## SELECTED PASSAGE

————

General Practice Newsletter Summer 2016

What you need to know if you buy a house with an unmarried partner

Did you know that one in four married couples under age 35 bought a home together before they said "I do"?

And they're not alone. A growing number of older divorced people are also buying a house with a new partner to whom they're not married. This might be because they can't arrange wedding bells as quickly as they would like, due to the divorce and other complications, or because they have just come from a bad experience and are cautious about re-tying the knot.

In other cases, one person already owns a house, and a new partner moves in and becomes a co-owner.

In all these situations, there are a lot of legal complexities, and it's wise to talk to a lawyer first. Here's a look at some of the issues you should consider:

Should we buy a house as joint owners?

If you're joint owners, you both have an interest in the whole house. If one of you dies, the other becomes the sole owner. By contrast, if you're tenants in common, you each have a percentage interest in the house. You might each have a 50% interest, but you could split it differently - for instance, 60% - 40%. You can sell your percentage interest to someone else, and if you die, you can leave your percentage interest to someone besides the other owner.

A big advantage of joint ownership is that if you pass away, the house goes to your partner without having to go through probate. But this can also be a disadvantage. For instance, if you have children from a previous marriage, you can't legally leave them an interest in the house - the whole thing will go to your new partner, and your children will get nothing.

What if my partner and I have very different credit scores?

That's a common situation, and if you jointly apply for a mortgage, it can make it harder to get a loan with favorable terms.

Of course, it's possible to buy a house together, but only put the name of the partner with the better credit history on the mortgage. This can result in a better loan - but it can be a big problem if you split up. The partner whose name is not on the mortgage might walk off with an interest in the house but no obligation to pay the debt.

————

## GIVEN REQUEST
In the newsletter piece on buying a house with an unmarried partner, what happens to the house when one joint owner dies?

## RECORDED DATA
————

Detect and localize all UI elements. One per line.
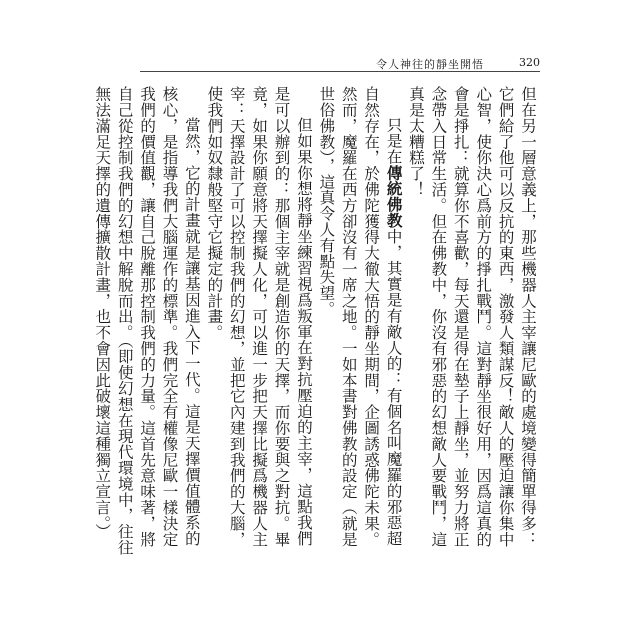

————

## THE SOLUTION
The other owner becomes the sole owner.